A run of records

● ● ● ● ●

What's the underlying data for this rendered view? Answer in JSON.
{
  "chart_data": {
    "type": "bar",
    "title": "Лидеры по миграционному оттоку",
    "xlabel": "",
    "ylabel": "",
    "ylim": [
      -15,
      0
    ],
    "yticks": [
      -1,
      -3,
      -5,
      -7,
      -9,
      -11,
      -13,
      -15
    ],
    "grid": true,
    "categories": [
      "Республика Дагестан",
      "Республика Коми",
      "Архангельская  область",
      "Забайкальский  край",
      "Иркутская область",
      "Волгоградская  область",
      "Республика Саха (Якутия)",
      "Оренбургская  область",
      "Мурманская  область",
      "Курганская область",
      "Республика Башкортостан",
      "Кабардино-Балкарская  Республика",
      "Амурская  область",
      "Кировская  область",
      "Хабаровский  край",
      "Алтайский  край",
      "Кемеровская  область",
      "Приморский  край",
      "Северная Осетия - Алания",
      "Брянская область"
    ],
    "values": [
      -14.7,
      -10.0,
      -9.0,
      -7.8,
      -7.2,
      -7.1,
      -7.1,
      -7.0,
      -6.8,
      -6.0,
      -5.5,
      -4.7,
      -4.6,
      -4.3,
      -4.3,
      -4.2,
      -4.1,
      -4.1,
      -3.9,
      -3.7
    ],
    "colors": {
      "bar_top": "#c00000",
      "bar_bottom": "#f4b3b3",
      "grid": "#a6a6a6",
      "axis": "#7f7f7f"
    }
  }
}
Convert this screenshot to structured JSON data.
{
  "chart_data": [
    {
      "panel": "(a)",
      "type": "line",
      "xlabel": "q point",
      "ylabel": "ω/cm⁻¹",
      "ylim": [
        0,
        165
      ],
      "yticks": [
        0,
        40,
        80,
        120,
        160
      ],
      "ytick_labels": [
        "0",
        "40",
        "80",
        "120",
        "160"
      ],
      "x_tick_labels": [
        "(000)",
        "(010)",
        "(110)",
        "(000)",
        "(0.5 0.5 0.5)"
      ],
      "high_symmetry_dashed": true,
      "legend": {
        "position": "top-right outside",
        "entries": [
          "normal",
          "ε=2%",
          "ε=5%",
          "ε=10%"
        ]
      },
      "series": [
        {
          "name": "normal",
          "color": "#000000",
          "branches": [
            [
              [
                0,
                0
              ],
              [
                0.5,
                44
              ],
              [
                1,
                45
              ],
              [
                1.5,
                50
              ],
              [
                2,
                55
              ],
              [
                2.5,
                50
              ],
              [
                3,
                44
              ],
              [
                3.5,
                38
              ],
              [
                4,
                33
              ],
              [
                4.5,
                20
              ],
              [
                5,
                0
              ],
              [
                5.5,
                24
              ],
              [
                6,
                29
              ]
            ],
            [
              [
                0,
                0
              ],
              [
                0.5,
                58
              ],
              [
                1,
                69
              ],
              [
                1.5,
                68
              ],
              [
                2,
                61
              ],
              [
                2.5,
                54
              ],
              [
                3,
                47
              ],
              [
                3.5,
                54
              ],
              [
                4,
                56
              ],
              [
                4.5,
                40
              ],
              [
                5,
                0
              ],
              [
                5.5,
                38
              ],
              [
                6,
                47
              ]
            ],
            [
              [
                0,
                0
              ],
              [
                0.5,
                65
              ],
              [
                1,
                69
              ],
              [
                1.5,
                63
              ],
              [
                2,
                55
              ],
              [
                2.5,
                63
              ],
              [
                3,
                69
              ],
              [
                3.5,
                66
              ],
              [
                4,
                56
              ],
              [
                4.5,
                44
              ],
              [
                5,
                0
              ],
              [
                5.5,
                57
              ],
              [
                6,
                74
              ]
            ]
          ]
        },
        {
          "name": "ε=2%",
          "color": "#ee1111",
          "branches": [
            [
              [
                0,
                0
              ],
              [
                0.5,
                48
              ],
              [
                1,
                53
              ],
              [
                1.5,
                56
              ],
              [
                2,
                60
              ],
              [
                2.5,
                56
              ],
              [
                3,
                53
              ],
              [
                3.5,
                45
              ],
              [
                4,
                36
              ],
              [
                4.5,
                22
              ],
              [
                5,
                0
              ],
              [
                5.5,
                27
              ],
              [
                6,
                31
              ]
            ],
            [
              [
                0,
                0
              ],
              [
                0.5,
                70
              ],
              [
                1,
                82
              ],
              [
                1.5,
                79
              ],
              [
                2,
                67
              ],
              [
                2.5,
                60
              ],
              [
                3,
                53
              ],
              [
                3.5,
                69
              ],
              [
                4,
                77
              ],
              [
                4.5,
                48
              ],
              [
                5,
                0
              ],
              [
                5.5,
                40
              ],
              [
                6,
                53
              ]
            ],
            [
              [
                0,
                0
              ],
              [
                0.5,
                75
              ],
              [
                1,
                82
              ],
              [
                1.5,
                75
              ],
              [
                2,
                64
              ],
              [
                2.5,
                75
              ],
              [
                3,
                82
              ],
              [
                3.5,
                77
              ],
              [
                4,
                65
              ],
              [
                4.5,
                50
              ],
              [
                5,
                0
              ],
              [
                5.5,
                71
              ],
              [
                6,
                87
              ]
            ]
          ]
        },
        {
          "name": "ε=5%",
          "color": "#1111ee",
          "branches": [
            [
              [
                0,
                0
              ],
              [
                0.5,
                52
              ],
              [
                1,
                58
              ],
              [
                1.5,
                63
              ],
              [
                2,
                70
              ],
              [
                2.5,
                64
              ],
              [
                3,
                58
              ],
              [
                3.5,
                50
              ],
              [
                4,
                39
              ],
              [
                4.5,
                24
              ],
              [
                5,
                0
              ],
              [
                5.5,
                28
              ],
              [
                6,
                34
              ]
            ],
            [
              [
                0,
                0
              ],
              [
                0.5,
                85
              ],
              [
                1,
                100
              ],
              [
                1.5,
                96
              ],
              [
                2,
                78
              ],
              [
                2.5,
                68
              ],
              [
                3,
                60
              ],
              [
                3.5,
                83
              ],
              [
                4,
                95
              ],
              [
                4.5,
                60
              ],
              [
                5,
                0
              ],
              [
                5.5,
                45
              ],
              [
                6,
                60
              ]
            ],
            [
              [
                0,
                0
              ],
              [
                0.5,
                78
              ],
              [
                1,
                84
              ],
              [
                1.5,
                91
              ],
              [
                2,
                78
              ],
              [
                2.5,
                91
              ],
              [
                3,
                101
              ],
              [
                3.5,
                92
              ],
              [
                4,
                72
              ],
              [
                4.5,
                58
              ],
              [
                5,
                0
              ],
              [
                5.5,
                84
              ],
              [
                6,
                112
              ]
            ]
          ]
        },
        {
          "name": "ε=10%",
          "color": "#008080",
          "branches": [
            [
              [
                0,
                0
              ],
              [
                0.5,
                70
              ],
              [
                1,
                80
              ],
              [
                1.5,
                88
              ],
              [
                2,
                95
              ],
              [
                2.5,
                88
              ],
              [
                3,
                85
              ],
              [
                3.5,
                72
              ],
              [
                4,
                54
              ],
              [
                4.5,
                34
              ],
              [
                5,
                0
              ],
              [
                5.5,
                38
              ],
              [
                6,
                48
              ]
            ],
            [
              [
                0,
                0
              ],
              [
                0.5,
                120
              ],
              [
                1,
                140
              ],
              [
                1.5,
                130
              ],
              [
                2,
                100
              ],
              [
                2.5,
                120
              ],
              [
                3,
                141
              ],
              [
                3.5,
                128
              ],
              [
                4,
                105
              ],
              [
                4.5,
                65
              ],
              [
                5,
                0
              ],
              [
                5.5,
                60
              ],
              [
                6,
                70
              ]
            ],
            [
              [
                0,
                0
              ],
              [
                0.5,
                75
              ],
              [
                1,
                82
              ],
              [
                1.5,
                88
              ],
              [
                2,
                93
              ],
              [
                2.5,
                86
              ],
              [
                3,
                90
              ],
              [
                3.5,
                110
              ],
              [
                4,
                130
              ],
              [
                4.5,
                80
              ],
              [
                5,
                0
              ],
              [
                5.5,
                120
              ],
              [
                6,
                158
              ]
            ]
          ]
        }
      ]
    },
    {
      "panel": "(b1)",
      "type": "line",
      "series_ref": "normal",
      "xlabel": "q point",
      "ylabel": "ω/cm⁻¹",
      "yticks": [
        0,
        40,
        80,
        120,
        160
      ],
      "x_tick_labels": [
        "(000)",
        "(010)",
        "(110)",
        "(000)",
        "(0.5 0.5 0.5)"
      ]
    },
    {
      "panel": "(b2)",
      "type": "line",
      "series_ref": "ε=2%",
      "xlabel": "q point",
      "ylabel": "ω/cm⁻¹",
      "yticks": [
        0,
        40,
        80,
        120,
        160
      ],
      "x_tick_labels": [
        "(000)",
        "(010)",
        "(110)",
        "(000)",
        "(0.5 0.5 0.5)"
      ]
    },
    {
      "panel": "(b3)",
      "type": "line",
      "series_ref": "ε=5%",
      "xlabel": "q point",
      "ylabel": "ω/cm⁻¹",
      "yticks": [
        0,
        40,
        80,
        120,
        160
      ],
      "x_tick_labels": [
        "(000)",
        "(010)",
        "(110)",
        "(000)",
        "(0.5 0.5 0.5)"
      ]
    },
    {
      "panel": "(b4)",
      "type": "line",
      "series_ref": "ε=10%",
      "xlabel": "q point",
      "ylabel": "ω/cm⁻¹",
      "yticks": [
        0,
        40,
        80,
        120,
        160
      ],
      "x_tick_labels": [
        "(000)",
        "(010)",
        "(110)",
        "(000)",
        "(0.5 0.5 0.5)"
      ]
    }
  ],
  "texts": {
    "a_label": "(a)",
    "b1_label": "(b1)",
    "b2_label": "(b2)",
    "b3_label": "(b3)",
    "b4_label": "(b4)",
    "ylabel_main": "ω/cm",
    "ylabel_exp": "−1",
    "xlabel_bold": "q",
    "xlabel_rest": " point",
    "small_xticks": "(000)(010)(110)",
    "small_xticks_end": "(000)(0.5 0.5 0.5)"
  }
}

● ● ● ● ●

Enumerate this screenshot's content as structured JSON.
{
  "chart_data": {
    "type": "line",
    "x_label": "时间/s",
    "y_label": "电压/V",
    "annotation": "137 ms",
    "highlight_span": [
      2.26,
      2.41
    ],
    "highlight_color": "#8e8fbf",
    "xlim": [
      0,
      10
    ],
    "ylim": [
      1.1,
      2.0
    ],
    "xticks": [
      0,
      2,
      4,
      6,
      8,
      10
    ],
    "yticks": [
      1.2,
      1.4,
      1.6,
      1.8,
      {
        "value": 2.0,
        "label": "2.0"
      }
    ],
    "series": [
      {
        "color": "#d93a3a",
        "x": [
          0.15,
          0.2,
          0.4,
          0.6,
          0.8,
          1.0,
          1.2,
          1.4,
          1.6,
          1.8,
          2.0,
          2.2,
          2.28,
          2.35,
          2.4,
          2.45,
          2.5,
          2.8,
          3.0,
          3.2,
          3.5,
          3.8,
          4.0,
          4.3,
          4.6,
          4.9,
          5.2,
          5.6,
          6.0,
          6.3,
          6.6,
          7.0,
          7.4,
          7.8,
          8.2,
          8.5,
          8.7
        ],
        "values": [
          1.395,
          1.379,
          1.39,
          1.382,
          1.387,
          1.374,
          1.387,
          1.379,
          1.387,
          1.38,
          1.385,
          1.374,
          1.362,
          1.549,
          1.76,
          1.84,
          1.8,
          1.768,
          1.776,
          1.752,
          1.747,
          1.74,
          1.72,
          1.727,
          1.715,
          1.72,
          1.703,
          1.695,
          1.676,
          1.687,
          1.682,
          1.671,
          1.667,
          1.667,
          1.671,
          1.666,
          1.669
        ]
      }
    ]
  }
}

● ● ● ● ●

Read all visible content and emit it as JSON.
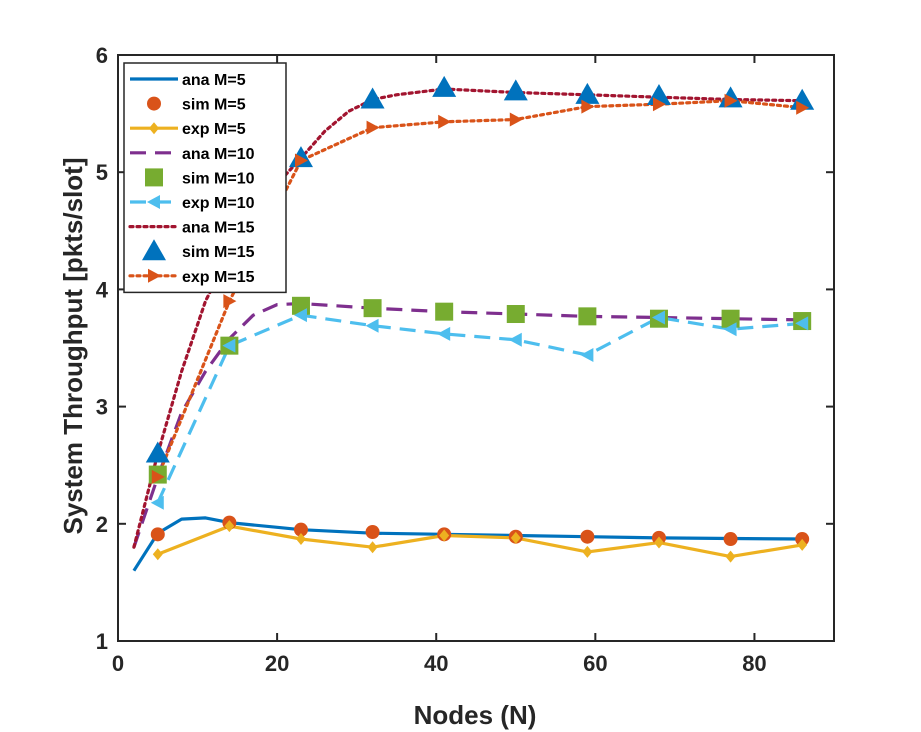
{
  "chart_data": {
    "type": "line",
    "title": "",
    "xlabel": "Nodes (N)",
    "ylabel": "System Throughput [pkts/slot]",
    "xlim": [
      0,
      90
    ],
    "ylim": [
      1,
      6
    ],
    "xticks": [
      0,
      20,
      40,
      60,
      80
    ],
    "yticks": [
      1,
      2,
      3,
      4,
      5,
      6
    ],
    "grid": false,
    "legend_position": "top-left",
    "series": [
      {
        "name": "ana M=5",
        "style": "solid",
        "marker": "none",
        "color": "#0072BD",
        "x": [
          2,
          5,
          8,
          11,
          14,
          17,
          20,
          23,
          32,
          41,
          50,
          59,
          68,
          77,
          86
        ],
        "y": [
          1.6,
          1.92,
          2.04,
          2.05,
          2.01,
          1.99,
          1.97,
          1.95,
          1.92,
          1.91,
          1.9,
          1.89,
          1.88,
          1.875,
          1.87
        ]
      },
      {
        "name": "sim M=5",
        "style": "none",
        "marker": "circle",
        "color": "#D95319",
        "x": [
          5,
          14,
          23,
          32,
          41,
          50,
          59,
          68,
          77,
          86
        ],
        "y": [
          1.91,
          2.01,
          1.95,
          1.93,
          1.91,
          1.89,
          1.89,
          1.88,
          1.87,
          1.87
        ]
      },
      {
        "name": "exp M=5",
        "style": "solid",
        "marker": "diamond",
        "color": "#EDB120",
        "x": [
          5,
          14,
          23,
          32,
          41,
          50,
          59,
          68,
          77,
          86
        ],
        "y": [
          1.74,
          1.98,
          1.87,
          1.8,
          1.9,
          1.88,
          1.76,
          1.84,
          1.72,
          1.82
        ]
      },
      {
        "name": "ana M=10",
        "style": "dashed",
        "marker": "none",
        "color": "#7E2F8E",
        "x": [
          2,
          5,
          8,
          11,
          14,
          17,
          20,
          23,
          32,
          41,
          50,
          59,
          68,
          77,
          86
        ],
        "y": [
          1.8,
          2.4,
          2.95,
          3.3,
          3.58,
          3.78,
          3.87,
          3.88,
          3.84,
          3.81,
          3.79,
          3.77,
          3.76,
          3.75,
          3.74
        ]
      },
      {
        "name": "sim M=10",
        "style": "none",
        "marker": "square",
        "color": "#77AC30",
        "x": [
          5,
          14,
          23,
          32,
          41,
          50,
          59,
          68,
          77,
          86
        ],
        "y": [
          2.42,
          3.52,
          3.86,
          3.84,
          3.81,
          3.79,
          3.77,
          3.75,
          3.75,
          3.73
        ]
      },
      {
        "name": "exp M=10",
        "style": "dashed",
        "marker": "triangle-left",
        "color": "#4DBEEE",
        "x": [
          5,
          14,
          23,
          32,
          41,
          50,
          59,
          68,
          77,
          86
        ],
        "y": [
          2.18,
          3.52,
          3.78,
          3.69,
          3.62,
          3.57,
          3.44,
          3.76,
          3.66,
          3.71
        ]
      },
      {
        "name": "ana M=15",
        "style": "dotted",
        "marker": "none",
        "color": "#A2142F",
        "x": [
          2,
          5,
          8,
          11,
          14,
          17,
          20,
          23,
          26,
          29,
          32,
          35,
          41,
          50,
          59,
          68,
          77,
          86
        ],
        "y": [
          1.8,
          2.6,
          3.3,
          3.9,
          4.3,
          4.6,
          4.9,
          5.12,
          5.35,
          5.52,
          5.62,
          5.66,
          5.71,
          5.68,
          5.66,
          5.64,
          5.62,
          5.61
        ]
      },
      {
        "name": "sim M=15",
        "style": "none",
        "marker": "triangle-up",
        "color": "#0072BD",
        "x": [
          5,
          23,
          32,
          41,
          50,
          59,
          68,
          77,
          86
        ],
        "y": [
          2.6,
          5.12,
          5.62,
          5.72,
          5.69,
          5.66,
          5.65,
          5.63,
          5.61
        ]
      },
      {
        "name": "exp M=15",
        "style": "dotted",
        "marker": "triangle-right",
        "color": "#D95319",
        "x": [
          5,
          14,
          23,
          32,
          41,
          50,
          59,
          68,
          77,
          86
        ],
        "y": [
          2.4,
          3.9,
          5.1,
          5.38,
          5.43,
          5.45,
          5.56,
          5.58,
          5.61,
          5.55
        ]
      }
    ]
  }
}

● ● ● ● ●

== Task to carry out ==
Collect, from the material above, every line containing the word "structured".

== Task solution ==
Convert this screenshot to structured JSON data.
Enumerate this screenshot's content as structured JSON.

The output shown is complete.